# Stated problem
Copy out each line of the listing that has the word "Exercise" in it.

------ Records

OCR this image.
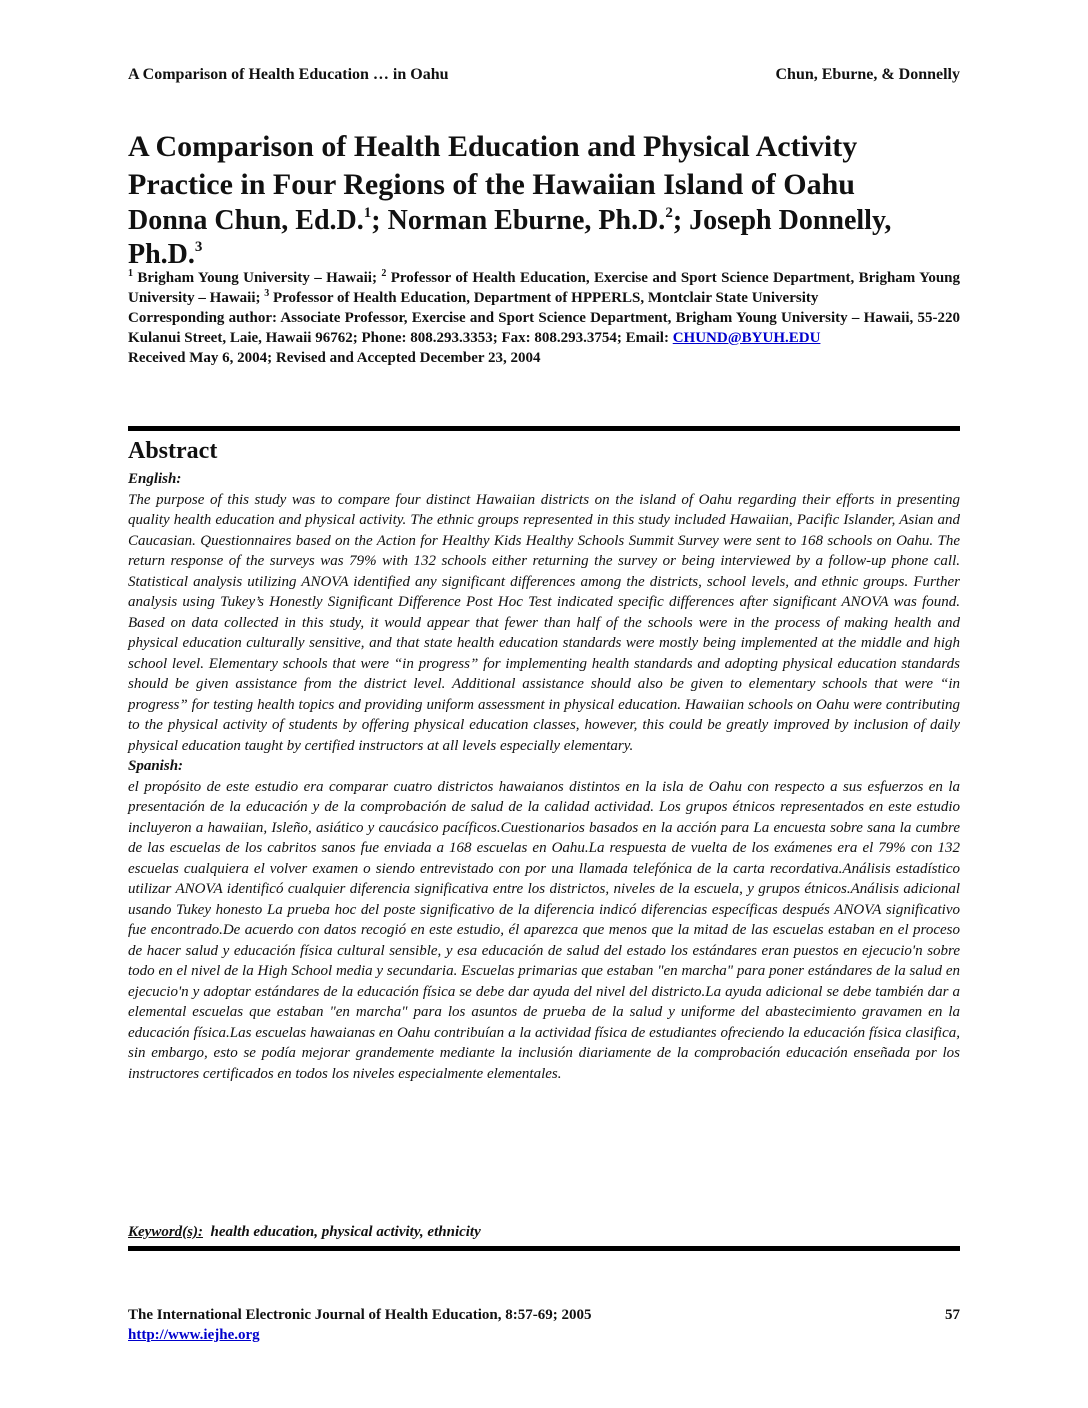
A Comparison of Health Education … in Oahu	Chun, Eburne, & Donnelly
A Comparison of Health Education and Physical Activity Practice in Four Regions of the Hawaiian Island of Oahu

Donna Chun, Ed.D.$^1$; Norman Eburne, Ph.D.$^2$; Joseph Donnelly, Ph.D.$^3$

$^1$ Brigham Young University – Hawaii; $^2$ Professor of Health Education, Exercise and Sport Science Department, Brigham Young University – Hawaii; $^3$ Professor of Health Education, Department of HPPERLS, Montclair State University

Corresponding author: Associate Professor, Exercise and Sport Science Department, Brigham Young University – Hawaii, 55-220 Kulanui Street, Laie, Hawaii 96762; Phone: 808.293.3353; Fax: 808.293.3754; Email: CHUND@BYUH.EDU

Received May 6, 2004; Revised and Accepted December 23, 2004

Abstract

English:

The purpose of this study was to compare four distinct Hawaiian districts on the island of Oahu regarding their efforts in presenting quality health education and physical activity. The ethnic groups represented in this study included Hawaiian, Pacific Islander, Asian and Caucasian. Questionnaires based on the Action for Healthy Kids Healthy Schools Summit Survey were sent to 168 schools on Oahu. The return response of the surveys was 79% with 132 schools either returning the survey or being interviewed by a follow-up phone call. Statistical analysis utilizing ANOVA identified any significant differences among the districts, school levels, and ethnic groups. Further analysis using Tukey’s Honestly Significant Difference Post Hoc Test indicated specific differences after significant ANOVA was found. Based on data collected in this study, it would appear that fewer than half of the schools were in the process of making health and physical education culturally sensitive, and that state health education standards were mostly being implemented at the middle and high school level. Elementary schools that were “in progress” for implementing health standards and adopting physical education standards should be given assistance from the district level. Additional assistance should also be given to elementary schools that were “in progress” for testing health topics and providing uniform assessment in physical education. Hawaiian schools on Oahu were contributing to the physical activity of students by offering physical education classes, however, this could be greatly improved by inclusion of daily physical education taught by certified instructors at all levels especially elementary.

Spanish:

el propósito de este estudio era comparar cuatro districtos hawaianos distintos en la isla de Oahu con respecto a sus esfuerzos en la presentación de la educación y de la comprobación de salud de la calidad actividad. Los grupos étnicos representados en este estudio incluyeron a hawaiian, Isleño, asiático y caucásico pacíficos.Cuestionarios basados en la acción para La encuesta sobre sana la cumbre de las escuelas de los cabritos sanos fue enviada a 168 escuelas en Oahu.La respuesta de vuelta de los exámenes era el 79% con 132 escuelas cualquiera el volver examen o siendo entrevistado con por una llamada telefónica de la carta recordativa.Análisis estadístico utilizar ANOVA identificó cualquier diferencia significativa entre los districtos, niveles de la escuela, y grupos étnicos.Análisis adicional usando Tukey honesto La prueba hoc del poste significativo de la diferencia indicó diferencias específicas después ANOVA significativo fue encontrado.De acuerdo con datos recogió en este estudio, él aparezca que menos que la mitad de las escuelas estaban en el proceso de hacer salud y educación física cultural sensible, y esa educación de salud del estado los estándares eran puestos en ejecucio'n sobre todo en el nivel de la High School media y secundaria. Escuelas primarias que estaban "en marcha" para poner estándares de la salud en ejecucio'n y adoptar estándares de la educación física se debe dar ayuda del nivel del districto.La ayuda adicional se debe también dar a elemental escuelas que estaban "en marcha" para los asuntos de prueba de la salud y uniforme del abastecimiento gravamen en la educación física.Las escuelas hawaianas en Oahu contribuían a la actividad física de estudiantes ofreciendo la educación física clasifica, sin embargo, esto se podía mejorar grandemente mediante la inclusión diariamente de la comprobación educación enseñada por los instructores certificados en todos los niveles especialmente elementales.

Keyword(s):  health education, physical activity, ethnicity
The International Electronic Journal of Health Education, 8:57-69; 2005	57
http://www.iejhe.org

------------

# Result of this task
$^1$ Brigham Young University – Hawaii; $^2$ Professor of Health Education, Exercise and Sport Science Department, Brigham Young University – Hawaii; $^3$ Professor of Health Education, Department of HPPERLS, Montclair State University
Corresponding author: Associate Professor, Exercise and Sport Science Department, Brigham Young University – Hawaii, 55-220 Kulanui Street, Laie, Hawaii 96762; Phone: 808.293.3353; Fax: 808.293.3754; Email: CHUND@BYUH.EDU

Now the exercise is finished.